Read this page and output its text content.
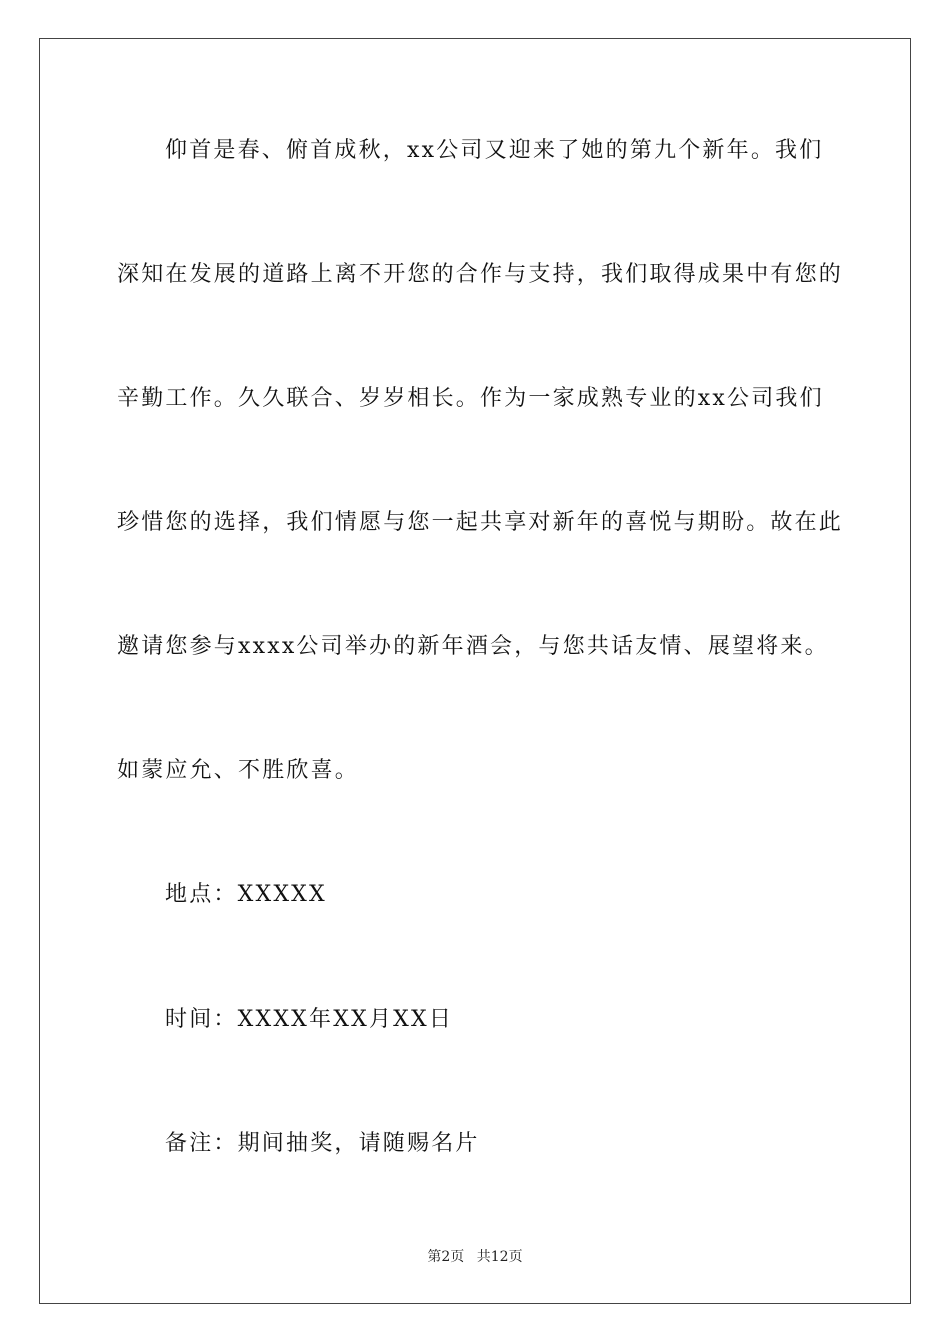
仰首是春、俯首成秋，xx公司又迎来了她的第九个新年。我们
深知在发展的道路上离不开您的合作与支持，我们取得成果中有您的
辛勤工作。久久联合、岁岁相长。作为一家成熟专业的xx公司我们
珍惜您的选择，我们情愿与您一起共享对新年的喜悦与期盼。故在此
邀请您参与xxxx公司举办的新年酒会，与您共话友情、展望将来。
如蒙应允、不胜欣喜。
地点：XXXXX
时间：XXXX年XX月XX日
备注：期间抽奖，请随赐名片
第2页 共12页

▬▬▬▬▬▬▬▬▬▬

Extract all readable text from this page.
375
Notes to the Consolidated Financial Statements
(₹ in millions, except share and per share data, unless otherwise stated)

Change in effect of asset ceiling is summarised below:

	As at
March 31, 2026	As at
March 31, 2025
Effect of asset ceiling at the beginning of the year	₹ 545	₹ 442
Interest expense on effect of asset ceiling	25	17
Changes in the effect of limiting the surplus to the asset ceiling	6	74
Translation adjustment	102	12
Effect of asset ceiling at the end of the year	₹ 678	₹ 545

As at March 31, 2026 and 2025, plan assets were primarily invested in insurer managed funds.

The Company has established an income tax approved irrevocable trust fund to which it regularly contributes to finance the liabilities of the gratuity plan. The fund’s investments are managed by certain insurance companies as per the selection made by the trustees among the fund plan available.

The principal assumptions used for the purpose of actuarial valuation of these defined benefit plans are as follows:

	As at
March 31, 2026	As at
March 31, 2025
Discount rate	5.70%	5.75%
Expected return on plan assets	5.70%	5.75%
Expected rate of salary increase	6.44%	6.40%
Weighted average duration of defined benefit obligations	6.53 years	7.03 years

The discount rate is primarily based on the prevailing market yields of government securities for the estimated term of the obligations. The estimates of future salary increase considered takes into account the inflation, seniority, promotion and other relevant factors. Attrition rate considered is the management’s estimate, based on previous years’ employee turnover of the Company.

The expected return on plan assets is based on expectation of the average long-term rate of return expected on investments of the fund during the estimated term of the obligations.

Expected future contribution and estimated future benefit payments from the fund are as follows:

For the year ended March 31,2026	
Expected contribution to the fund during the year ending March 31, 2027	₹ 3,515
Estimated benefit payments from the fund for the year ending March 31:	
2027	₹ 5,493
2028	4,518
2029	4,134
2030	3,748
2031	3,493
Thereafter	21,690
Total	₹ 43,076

▬▬▬▬▬▬▬▬▬▬

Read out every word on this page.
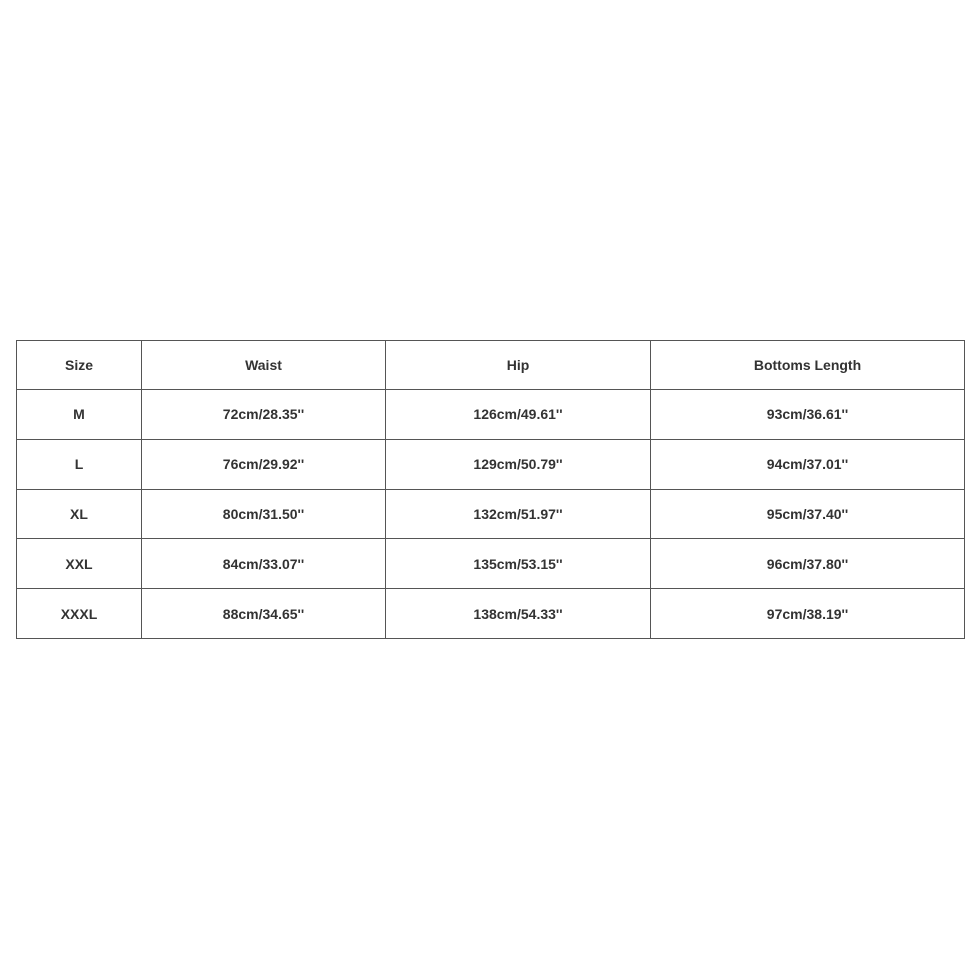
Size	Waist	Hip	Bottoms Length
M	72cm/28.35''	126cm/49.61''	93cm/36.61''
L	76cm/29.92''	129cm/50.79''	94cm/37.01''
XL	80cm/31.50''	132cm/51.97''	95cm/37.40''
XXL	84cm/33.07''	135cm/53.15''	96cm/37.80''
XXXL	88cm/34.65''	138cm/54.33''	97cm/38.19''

▬▬▬▬▬▬▬▬▬▬

• SET EXERCISE: Check each line of the entries above for the word "from". List the ones that have it.

• SOLUTION FOR THIS EXERCISE:
Extract all readable text from this page.
Expected future contribution and estimated future benefit payments from the fund are as follows:
Estimated benefit payments from the fund for the year ending March 31:	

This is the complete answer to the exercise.